> [Objective]: Set down the material below in full, matching it exactly.
+ + +
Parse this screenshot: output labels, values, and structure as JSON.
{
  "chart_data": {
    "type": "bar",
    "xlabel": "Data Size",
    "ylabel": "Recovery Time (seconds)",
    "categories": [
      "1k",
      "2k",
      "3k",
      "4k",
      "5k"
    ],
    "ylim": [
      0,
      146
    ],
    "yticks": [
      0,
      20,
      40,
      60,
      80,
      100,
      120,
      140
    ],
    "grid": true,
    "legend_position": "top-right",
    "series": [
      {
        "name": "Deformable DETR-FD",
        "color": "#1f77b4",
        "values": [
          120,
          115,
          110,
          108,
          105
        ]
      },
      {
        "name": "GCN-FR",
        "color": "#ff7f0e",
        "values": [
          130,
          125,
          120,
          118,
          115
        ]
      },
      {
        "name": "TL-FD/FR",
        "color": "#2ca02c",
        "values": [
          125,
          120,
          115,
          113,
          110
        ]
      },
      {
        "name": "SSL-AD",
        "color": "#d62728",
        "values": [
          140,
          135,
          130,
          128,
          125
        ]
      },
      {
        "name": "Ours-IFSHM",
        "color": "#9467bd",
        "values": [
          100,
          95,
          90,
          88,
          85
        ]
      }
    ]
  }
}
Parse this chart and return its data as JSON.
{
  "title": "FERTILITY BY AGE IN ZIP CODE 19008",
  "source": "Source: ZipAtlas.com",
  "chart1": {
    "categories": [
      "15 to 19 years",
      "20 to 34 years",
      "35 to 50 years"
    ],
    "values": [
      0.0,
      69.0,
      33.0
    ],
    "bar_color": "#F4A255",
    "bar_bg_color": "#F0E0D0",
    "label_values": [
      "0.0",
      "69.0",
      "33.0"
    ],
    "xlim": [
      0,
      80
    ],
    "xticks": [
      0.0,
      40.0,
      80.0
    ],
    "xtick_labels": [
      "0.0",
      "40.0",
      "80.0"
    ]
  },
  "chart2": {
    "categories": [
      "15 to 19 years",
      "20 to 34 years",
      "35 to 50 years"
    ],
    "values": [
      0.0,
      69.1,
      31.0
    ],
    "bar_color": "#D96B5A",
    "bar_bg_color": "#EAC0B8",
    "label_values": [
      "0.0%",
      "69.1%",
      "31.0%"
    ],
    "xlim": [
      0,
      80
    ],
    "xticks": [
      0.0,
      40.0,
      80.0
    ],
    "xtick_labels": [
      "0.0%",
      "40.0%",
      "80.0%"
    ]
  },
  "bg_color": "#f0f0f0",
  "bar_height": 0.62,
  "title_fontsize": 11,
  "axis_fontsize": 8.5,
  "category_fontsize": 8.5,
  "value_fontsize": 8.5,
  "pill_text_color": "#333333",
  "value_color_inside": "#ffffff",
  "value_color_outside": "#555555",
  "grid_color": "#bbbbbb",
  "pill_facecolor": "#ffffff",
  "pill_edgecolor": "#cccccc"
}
+ + +
> [Written solution]:
Parse this screenshot: output labels, values, and structure as JSON.
{
  "chart_data": {
    "type": "bar",
    "xlabel": "Data Size",
    "ylabel": "Recovery Time (seconds)",
    "categories": [
      "1k",
      "2k",
      "3k",
      "4k",
      "5k"
    ],
    "ylim": [
      0,
      146
    ],
    "yticks": [
      0,
      20,
      40,
      60,
      80,
      100,
      120,
      140
    ],
    "grid": true,
    "legend_position": "top-right",
    "series": [
      {
        "name": "Deformable DETR-FD",
        "color": "#1f77b4",
        "values": [
          120,
          115,
          110,
          108,
          105
        ]
      },
      {
        "name": "GCN-FR",
        "color": "#ff7f0e",
        "values": [
          130,
          125,
          120,
          118,
          115
        ]
      },
      {
        "name": "TL-FD/FR",
        "color": "#2ca02c",
        "values": [
          125,
          120,
          115,
          113,
          110
        ]
      },
      {
        "name": "SSL-AD",
        "color": "#d62728",
        "values": [
          140,
          135,
          130,
          128,
          125
        ]
      },
      {
        "name": "Ours-IFSHM",
        "color": "#9467bd",
        "values": [
          100,
          95,
          90,
          88,
          85
        ]
      }
    ]
  }
}
Parse this chart and return its data as JSON.
{
  "title": "FERTILITY BY AGE IN ZIP CODE 19008",
  "source": "Source: ZipAtlas.com",
  "chart1": {
    "categories": [
      "15 to 19 years",
      "20 to 34 years",
      "35 to 50 years"
    ],
    "values": [
      0.0,
      69.0,
      33.0
    ],
    "bar_color": "#F4A255",
    "bar_bg_color": "#F0E0D0",
    "label_values": [
      "0.0",
      "69.0",
      "33.0"
    ],
    "xlim": [
      0,
      80
    ],
    "xticks": [
      0.0,
      40.0,
      80.0
    ],
    "xtick_labels": [
      "0.0",
      "40.0",
      "80.0"
    ]
  },
  "chart2": {
    "categories": [
      "15 to 19 years",
      "20 to 34 years",
      "35 to 50 years"
    ],
    "values": [
      0.0,
      69.1,
      31.0
    ],
    "bar_color": "#D96B5A",
    "bar_bg_color": "#EAC0B8",
    "label_values": [
      "0.0%",
      "69.1%",
      "31.0%"
    ],
    "xlim": [
      0,
      80
    ],
    "xticks": [
      0.0,
      40.0,
      80.0
    ],
    "xtick_labels": [
      "0.0%",
      "40.0%",
      "80.0%"
    ]
  },
  "bg_color": "#f0f0f0",
  "bar_height": 0.62,
  "title_fontsize": 11,
  "axis_fontsize": 8.5,
  "category_fontsize": 8.5,
  "value_fontsize": 8.5,
  "pill_text_color": "#333333",
  "value_color_inside": "#ffffff",
  "value_color_outside": "#555555",
  "grid_color": "#bbbbbb",
  "pill_facecolor": "#ffffff",
  "pill_edgecolor": "#cccccc"
}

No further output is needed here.